* [Your objective] Write out the data below exactly as given, without any of its pictures.

Dataset entries
--- begin ---

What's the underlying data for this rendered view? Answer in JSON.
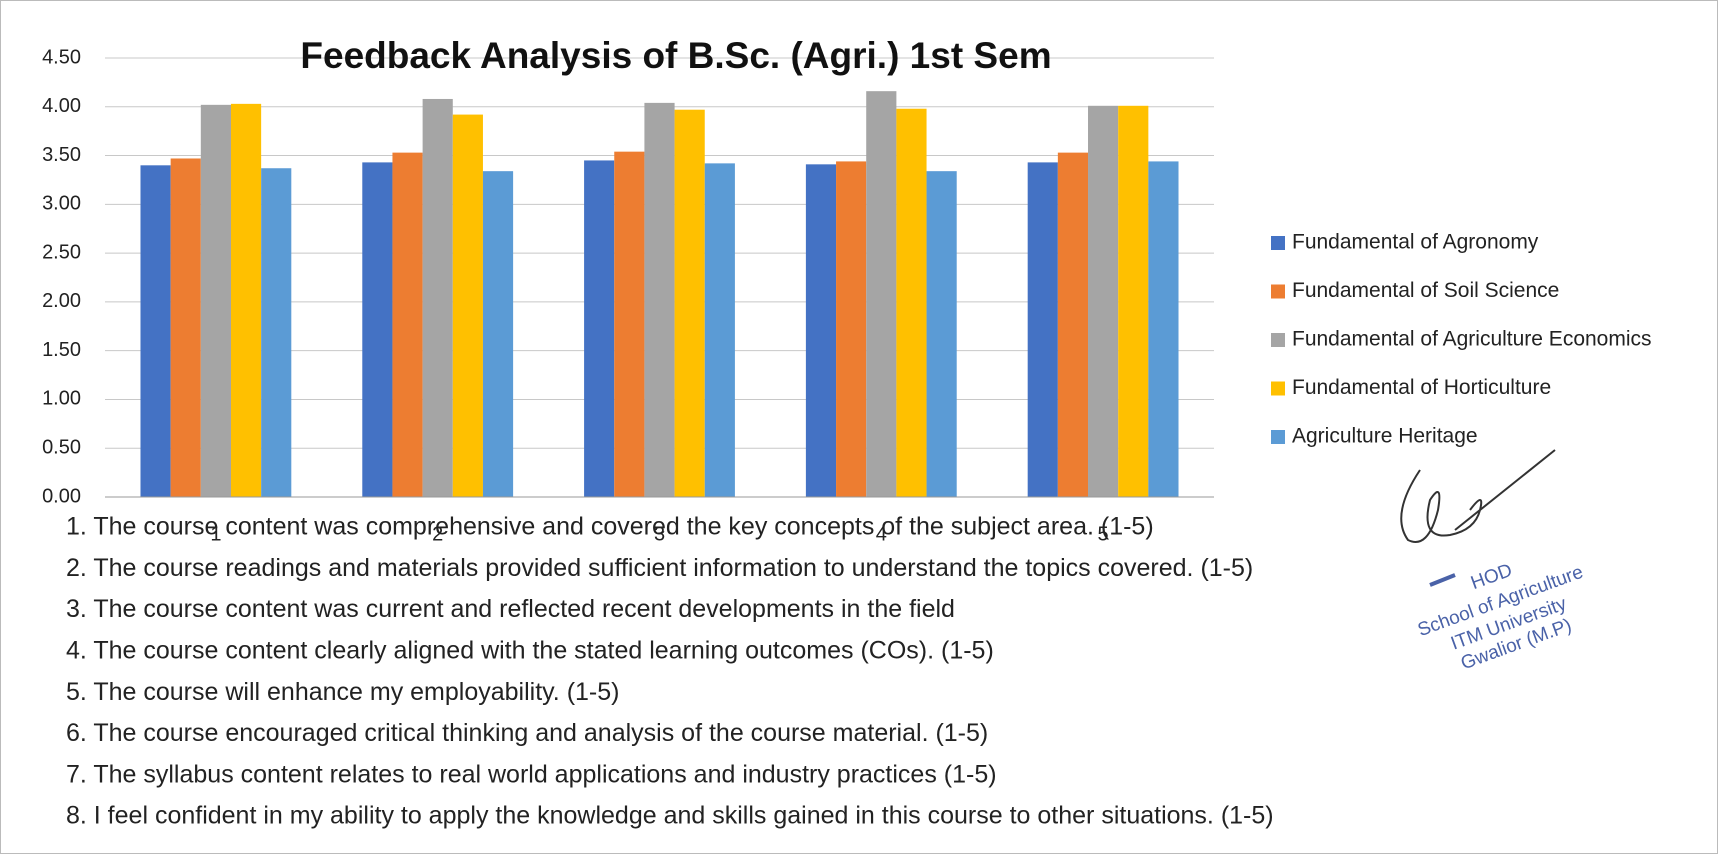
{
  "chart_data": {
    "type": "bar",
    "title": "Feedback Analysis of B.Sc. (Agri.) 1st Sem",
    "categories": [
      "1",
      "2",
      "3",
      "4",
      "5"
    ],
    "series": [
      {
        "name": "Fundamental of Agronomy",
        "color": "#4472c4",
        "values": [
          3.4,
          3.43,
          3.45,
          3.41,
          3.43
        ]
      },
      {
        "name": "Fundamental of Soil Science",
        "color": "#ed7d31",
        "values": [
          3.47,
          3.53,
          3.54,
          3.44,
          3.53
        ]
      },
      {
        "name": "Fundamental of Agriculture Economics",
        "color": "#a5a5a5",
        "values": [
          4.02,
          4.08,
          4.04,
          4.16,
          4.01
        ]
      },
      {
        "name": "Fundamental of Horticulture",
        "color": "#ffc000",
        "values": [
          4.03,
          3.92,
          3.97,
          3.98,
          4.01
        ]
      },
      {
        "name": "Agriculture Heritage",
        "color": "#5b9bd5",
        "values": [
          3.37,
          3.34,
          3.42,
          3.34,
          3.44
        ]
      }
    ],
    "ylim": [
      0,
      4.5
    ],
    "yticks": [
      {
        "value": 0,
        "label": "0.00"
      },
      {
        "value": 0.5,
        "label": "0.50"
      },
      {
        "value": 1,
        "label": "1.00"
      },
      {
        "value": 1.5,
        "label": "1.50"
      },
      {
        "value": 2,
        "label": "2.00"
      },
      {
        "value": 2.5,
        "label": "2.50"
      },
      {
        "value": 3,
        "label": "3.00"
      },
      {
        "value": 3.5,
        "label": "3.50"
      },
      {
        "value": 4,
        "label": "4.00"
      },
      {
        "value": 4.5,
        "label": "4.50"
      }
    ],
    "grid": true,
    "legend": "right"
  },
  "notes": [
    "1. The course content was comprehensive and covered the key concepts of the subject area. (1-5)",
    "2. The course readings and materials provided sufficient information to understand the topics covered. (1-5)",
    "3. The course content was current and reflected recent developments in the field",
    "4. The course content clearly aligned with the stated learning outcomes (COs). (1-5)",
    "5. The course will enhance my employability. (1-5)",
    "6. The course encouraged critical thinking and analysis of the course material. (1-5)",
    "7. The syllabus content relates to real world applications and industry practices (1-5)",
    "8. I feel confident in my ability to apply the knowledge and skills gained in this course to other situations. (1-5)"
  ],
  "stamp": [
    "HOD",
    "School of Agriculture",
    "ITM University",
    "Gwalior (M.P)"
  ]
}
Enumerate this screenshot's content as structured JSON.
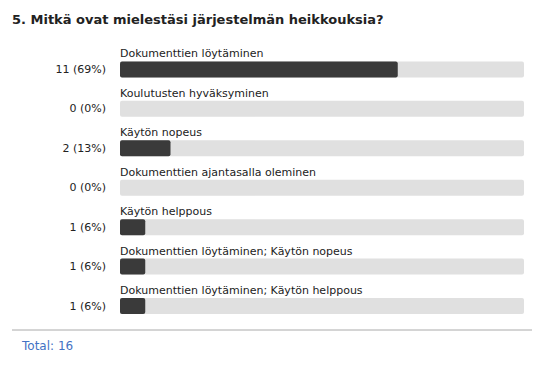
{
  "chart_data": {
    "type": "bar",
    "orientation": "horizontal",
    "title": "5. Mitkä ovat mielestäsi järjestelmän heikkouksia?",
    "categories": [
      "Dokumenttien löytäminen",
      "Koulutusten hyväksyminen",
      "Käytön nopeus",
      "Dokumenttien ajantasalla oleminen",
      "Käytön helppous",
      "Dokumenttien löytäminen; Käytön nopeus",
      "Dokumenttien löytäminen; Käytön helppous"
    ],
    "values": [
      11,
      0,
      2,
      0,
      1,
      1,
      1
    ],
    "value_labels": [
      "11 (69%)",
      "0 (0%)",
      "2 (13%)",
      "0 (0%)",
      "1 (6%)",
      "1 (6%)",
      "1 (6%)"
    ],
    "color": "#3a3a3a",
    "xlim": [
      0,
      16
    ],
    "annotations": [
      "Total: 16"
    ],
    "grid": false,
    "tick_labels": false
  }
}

--- end ---

* [Answer for this exercise]
What's the underlying data for this rendered view? Answer in JSON.
{
  "chart_data": {
    "type": "bar",
    "title": "Feedback Analysis of B.Sc. (Agri.) 1st Sem",
    "categories": [
      "1",
      "2",
      "3",
      "4",
      "5"
    ],
    "series": [
      {
        "name": "Fundamental of Agronomy",
        "color": "#4472c4",
        "values": [
          3.4,
          3.43,
          3.45,
          3.41,
          3.43
        ]
      },
      {
        "name": "Fundamental of Soil Science",
        "color": "#ed7d31",
        "values": [
          3.47,
          3.53,
          3.54,
          3.44,
          3.53
        ]
      },
      {
        "name": "Fundamental of Agriculture Economics",
        "color": "#a5a5a5",
        "values": [
          4.02,
          4.08,
          4.04,
          4.16,
          4.01
        ]
      },
      {
        "name": "Fundamental of Horticulture",
        "color": "#ffc000",
        "values": [
          4.03,
          3.92,
          3.97,
          3.98,
          4.01
        ]
      },
      {
        "name": "Agriculture Heritage",
        "color": "#5b9bd5",
        "values": [
          3.37,
          3.34,
          3.42,
          3.34,
          3.44
        ]
      }
    ],
    "ylim": [
      0,
      4.5
    ],
    "yticks": [
      {
        "value": 0,
        "label": "0.00"
      },
      {
        "value": 0.5,
        "label": "0.50"
      },
      {
        "value": 1,
        "label": "1.00"
      },
      {
        "value": 1.5,
        "label": "1.50"
      },
      {
        "value": 2,
        "label": "2.00"
      },
      {
        "value": 2.5,
        "label": "2.50"
      },
      {
        "value": 3,
        "label": "3.00"
      },
      {
        "value": 3.5,
        "label": "3.50"
      },
      {
        "value": 4,
        "label": "4.00"
      },
      {
        "value": 4.5,
        "label": "4.50"
      }
    ],
    "grid": true,
    "legend": "right"
  },
  "notes": [
    "1. The course content was comprehensive and covered the key concepts of the subject area. (1-5)",
    "2. The course readings and materials provided sufficient information to understand the topics covered. (1-5)",
    "3. The course content was current and reflected recent developments in the field",
    "4. The course content clearly aligned with the stated learning outcomes (COs). (1-5)",
    "5. The course will enhance my employability. (1-5)",
    "6. The course encouraged critical thinking and analysis of the course material. (1-5)",
    "7. The syllabus content relates to real world applications and industry practices (1-5)",
    "8. I feel confident in my ability to apply the knowledge and skills gained in this course to other situations. (1-5)"
  ],
  "stamp": [
    "HOD",
    "School of Agriculture",
    "ITM University",
    "Gwalior (M.P)"
  ]
}
Enumerate this screenshot's content as structured JSON.
{
  "chart_data": {
    "type": "bar",
    "orientation": "horizontal",
    "title": "5. Mitkä ovat mielestäsi järjestelmän heikkouksia?",
    "categories": [
      "Dokumenttien löytäminen",
      "Koulutusten hyväksyminen",
      "Käytön nopeus",
      "Dokumenttien ajantasalla oleminen",
      "Käytön helppous",
      "Dokumenttien löytäminen; Käytön nopeus",
      "Dokumenttien löytäminen; Käytön helppous"
    ],
    "values": [
      11,
      0,
      2,
      0,
      1,
      1,
      1
    ],
    "value_labels": [
      "11 (69%)",
      "0 (0%)",
      "2 (13%)",
      "0 (0%)",
      "1 (6%)",
      "1 (6%)",
      "1 (6%)"
    ],
    "color": "#3a3a3a",
    "xlim": [
      0,
      16
    ],
    "annotations": [
      "Total: 16"
    ],
    "grid": false,
    "tick_labels": false
  }
}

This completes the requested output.